▶ _Goal of the exercise_
Look through the material below. Copy every line with the string "this" in it.

--

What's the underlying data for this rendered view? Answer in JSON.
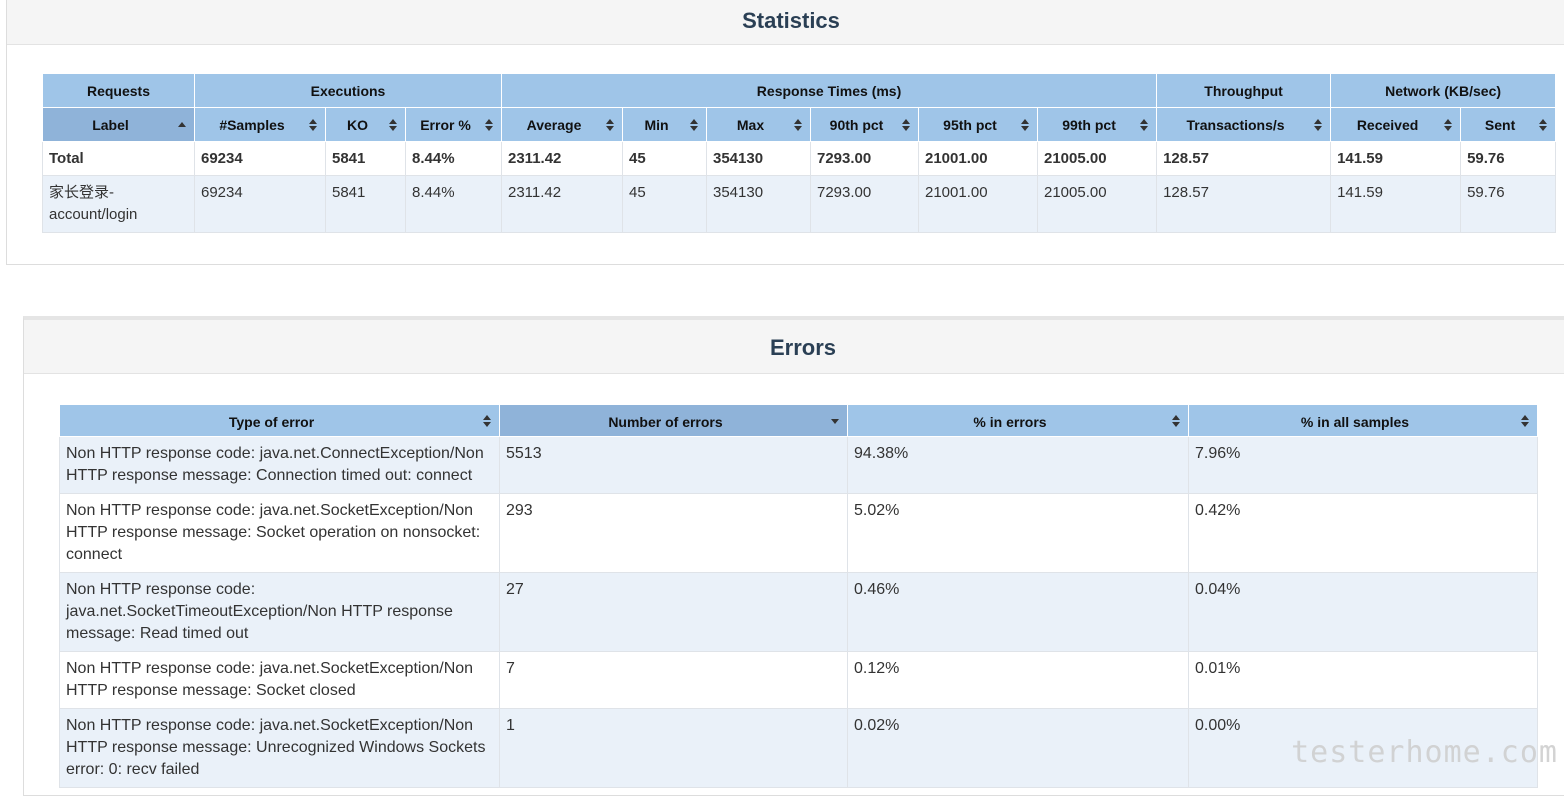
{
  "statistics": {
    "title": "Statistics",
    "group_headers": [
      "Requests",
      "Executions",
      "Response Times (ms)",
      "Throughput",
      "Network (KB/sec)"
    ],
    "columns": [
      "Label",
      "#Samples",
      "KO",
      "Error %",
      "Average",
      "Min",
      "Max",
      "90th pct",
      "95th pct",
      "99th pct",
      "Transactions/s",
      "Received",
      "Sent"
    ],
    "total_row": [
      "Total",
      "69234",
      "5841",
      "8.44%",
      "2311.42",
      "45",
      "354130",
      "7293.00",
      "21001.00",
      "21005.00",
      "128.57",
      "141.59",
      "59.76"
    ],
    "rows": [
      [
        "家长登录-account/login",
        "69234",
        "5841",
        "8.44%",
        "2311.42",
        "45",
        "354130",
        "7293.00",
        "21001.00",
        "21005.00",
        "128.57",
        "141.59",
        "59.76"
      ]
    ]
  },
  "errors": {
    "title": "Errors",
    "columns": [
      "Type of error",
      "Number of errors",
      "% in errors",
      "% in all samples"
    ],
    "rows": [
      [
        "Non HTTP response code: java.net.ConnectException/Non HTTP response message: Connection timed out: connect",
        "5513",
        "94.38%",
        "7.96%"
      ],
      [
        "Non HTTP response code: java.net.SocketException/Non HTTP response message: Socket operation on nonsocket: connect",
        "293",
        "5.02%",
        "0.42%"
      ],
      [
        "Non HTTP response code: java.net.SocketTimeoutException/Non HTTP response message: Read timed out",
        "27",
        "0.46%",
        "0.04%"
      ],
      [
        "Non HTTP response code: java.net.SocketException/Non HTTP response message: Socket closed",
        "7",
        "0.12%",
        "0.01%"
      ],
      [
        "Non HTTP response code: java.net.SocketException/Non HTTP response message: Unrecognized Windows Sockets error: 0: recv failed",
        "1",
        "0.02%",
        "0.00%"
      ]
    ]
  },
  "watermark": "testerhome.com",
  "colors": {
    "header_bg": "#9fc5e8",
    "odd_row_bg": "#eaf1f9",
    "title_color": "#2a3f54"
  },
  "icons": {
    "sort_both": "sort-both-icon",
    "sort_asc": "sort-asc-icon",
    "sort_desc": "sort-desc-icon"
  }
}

--

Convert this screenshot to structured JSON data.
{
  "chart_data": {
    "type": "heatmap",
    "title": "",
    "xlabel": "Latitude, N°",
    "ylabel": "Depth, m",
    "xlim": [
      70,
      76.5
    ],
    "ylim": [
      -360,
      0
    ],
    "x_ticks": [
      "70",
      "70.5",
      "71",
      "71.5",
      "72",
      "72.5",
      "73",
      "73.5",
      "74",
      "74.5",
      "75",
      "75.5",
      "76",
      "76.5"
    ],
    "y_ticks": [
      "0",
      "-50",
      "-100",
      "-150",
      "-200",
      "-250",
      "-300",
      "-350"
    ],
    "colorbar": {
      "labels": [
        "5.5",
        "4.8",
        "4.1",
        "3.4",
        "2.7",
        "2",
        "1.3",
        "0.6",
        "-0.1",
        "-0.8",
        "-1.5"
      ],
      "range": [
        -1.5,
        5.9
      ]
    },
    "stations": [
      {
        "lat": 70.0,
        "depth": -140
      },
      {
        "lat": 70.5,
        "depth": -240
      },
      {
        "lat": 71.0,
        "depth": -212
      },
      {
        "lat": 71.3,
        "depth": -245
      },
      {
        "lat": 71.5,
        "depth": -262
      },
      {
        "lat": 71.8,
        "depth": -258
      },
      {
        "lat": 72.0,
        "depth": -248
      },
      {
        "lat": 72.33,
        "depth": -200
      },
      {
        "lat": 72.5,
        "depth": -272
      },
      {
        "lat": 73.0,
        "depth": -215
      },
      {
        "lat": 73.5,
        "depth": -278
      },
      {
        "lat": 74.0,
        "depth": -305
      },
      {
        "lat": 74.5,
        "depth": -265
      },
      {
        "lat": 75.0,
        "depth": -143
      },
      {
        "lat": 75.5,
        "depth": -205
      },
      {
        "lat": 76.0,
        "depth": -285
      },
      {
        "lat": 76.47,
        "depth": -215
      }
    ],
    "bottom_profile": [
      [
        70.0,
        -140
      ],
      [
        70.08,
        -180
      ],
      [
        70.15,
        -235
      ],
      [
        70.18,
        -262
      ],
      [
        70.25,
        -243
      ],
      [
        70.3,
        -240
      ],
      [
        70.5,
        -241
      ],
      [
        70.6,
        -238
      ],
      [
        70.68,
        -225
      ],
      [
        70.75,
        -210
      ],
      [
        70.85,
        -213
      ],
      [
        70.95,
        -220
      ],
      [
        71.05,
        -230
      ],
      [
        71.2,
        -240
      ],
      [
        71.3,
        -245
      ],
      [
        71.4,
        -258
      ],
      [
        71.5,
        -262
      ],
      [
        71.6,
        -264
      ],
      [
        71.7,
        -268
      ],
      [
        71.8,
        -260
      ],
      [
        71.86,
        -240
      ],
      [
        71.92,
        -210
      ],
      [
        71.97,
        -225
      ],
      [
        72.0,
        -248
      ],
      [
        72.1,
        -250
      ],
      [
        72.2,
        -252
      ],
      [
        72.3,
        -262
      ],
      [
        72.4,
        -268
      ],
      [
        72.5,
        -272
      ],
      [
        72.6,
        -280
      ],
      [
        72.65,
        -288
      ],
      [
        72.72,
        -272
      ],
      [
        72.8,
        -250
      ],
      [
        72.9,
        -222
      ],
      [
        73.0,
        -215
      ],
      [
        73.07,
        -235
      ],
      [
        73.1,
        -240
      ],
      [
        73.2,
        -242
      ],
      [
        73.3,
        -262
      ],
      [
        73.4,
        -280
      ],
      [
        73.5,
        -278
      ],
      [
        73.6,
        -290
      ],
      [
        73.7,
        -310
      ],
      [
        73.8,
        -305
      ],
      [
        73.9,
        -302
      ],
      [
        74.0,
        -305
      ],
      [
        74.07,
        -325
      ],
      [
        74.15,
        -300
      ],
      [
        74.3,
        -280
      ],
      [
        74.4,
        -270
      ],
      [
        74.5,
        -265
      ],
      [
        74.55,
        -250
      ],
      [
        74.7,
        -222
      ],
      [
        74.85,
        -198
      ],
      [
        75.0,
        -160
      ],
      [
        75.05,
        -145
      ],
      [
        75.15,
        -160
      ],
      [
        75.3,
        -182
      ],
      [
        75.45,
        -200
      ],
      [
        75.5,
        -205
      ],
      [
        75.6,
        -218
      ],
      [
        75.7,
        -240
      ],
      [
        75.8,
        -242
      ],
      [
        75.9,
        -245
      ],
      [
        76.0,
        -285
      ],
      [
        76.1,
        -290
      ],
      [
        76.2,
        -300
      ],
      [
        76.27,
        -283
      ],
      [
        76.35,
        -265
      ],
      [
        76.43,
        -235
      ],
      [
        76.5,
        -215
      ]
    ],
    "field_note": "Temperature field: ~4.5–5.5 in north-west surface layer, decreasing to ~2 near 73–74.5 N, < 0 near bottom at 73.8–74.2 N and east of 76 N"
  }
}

--

▶ _Written answer_
What's the underlying data for this rendered view? Answer in JSON.
Convert this screenshot to structured JSON data.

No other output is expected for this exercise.